### What you need to do
From the entries below, copy out every line with "Drought" in it.

### Data supplied
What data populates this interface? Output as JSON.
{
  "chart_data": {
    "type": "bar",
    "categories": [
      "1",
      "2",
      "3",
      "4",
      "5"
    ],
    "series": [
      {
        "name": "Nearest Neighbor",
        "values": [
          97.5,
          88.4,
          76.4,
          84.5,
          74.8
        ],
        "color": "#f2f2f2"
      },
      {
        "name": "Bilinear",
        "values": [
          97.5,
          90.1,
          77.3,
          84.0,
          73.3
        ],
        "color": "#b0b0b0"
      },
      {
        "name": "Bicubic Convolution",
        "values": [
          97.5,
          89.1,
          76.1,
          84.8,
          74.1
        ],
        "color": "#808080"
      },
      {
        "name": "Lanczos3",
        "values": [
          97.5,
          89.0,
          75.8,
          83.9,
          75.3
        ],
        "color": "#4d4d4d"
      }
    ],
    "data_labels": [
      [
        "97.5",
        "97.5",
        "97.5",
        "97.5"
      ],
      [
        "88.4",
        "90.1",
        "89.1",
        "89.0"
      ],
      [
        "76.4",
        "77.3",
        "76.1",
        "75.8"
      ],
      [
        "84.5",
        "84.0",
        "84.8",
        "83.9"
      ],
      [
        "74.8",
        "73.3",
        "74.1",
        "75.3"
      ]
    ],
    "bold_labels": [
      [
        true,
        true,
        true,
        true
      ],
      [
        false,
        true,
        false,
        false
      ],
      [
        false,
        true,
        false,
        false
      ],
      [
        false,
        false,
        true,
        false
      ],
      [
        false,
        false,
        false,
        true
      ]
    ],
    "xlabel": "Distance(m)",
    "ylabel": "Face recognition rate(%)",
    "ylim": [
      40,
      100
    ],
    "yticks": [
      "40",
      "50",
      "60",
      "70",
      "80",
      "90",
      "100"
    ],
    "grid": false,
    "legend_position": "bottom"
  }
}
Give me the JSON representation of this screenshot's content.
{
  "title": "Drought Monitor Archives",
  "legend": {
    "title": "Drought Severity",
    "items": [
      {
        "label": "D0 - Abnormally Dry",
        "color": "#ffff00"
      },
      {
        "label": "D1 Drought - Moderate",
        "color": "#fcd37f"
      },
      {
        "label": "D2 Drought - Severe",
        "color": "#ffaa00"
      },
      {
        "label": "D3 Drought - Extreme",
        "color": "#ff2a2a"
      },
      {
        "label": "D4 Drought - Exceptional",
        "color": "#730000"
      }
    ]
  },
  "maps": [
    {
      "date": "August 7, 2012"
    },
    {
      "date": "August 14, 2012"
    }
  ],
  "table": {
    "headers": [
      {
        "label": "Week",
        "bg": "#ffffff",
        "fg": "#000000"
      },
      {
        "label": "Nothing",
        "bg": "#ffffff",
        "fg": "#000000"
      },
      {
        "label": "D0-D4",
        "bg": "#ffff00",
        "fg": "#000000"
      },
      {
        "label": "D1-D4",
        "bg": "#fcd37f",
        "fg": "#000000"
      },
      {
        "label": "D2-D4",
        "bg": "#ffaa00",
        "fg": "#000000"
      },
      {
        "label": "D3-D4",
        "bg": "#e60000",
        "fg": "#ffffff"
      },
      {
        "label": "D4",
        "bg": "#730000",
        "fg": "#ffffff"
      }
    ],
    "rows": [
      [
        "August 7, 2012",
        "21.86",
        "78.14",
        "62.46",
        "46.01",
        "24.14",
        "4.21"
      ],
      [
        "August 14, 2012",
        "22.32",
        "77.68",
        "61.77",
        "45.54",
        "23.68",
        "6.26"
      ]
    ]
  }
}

...

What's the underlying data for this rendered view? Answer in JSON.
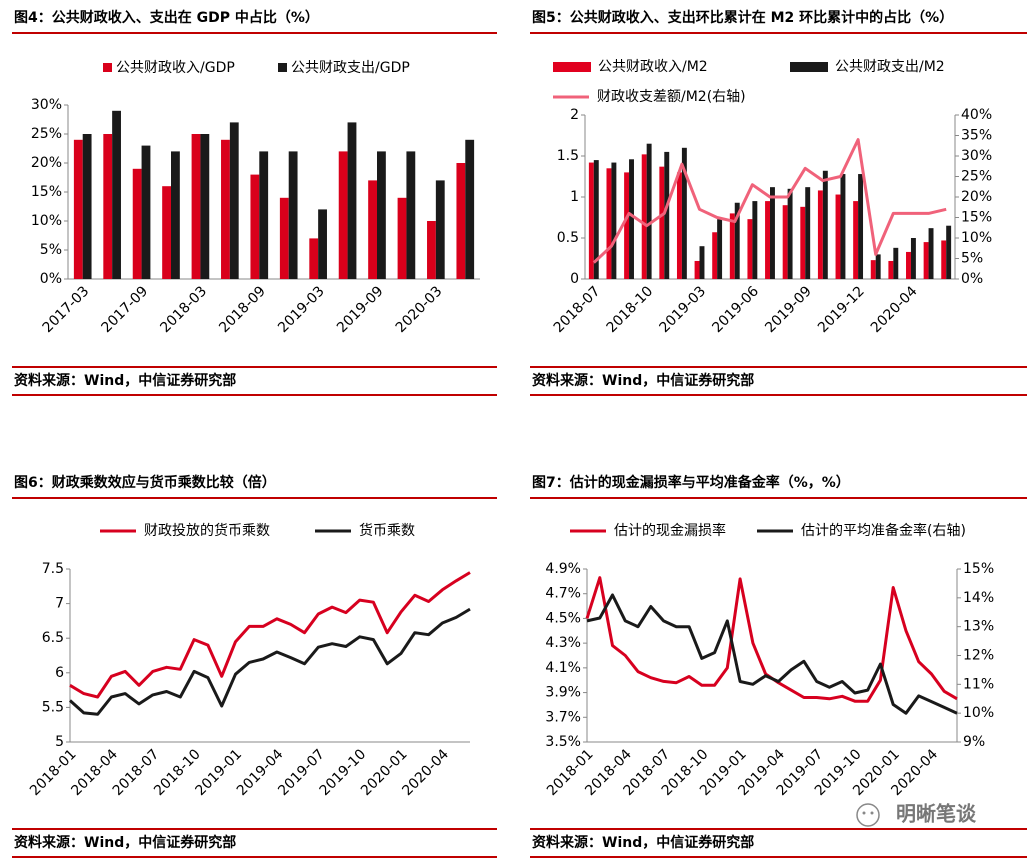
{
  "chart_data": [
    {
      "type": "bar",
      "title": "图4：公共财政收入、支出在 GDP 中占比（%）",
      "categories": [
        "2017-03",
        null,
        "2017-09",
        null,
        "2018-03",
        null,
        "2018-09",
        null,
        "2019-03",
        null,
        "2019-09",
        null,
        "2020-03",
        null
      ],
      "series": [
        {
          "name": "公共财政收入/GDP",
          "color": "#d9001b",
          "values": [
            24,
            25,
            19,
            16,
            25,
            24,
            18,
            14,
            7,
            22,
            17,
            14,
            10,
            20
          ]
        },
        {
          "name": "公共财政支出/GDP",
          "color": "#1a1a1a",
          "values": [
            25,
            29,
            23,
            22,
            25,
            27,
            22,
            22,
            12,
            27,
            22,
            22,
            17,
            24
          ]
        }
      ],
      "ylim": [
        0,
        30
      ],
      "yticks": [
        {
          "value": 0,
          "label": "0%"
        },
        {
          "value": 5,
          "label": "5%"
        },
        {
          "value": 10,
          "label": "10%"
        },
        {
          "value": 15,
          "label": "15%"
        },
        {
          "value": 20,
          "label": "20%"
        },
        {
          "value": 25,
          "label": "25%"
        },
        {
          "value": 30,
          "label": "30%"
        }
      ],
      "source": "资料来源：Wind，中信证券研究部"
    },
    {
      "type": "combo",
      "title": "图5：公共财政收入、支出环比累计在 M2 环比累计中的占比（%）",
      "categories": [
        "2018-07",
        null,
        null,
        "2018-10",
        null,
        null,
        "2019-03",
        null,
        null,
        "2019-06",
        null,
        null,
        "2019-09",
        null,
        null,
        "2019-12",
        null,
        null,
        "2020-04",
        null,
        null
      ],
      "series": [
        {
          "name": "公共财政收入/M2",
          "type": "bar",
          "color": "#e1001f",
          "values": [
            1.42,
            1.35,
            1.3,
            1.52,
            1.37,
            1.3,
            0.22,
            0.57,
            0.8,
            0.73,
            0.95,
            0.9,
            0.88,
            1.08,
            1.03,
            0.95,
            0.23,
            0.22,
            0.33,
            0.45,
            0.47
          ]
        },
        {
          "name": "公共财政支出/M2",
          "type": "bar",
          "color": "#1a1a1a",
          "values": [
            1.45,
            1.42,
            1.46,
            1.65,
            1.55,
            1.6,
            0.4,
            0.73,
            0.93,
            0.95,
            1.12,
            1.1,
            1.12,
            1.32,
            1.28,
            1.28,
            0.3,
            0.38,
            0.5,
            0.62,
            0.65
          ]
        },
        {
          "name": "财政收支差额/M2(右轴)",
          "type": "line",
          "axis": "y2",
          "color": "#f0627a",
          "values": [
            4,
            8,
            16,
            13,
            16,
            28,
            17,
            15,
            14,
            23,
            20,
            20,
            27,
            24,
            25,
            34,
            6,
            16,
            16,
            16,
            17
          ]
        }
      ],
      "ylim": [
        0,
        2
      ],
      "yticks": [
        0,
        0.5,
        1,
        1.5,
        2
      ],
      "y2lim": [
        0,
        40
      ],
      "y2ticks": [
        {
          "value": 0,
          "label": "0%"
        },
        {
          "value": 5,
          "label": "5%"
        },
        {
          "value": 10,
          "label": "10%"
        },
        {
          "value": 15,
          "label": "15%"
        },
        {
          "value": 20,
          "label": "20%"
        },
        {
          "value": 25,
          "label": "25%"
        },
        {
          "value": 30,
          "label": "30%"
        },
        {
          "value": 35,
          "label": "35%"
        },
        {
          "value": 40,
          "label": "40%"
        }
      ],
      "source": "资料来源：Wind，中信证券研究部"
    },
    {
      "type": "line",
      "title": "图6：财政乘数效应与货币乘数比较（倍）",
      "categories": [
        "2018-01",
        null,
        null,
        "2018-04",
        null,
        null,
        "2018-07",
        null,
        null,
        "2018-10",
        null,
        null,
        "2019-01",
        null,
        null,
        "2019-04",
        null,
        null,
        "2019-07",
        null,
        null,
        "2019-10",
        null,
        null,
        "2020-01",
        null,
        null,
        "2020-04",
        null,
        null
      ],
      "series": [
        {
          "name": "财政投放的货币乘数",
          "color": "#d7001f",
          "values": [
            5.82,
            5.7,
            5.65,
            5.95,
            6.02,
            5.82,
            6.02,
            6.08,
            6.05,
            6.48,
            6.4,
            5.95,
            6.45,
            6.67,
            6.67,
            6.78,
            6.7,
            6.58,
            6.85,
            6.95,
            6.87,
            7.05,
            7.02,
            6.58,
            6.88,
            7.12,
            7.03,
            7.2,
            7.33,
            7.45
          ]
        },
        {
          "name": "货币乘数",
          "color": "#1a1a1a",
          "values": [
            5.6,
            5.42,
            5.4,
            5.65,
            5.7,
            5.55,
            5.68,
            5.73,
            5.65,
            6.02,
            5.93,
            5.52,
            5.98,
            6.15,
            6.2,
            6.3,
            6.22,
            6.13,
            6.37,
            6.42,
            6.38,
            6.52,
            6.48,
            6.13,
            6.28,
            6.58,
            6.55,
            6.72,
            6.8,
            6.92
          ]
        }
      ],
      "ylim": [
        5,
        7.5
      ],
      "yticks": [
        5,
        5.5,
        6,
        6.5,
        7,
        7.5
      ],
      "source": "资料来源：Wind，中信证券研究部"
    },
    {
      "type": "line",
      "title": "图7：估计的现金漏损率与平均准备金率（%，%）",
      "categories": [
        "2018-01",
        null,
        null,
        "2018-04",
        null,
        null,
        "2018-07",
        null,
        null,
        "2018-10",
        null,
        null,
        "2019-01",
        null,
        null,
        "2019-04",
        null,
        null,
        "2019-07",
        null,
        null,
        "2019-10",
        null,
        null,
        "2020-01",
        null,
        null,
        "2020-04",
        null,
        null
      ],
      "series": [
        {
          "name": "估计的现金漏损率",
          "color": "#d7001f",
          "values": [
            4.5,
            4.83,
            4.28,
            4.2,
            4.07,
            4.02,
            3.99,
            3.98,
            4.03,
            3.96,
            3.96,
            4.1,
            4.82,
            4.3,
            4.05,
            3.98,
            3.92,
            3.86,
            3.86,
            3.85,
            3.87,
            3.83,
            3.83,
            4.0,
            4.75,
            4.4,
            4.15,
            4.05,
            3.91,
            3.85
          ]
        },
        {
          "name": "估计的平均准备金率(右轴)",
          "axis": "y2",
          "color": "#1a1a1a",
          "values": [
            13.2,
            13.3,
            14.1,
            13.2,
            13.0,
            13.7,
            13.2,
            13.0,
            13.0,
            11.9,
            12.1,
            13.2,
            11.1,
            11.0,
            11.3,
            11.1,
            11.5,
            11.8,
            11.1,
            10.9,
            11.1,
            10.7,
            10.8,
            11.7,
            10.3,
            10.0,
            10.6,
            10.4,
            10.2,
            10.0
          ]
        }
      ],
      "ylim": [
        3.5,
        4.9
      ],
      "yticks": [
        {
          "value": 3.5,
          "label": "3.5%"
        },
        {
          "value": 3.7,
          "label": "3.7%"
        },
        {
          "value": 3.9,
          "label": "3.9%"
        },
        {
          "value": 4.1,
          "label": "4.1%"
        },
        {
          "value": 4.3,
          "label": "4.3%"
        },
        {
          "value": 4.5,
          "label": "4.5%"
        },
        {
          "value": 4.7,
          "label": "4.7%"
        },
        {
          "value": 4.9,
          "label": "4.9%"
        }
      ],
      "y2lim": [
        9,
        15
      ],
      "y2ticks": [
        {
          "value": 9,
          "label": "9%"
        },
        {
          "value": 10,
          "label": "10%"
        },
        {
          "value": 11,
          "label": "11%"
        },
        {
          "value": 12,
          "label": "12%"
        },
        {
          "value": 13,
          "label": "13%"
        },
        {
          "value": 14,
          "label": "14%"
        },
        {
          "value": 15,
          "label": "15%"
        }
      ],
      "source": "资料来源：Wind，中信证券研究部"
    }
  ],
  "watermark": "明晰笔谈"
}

### Reply to the task
  "title": "Drought Monitor Archives",
    "title": "Drought Severity",
        "label": "D1 Drought - Moderate",
        "label": "D2 Drought - Severe",
        "label": "D3 Drought - Extreme",
        "label": "D4 Drought - Exceptional",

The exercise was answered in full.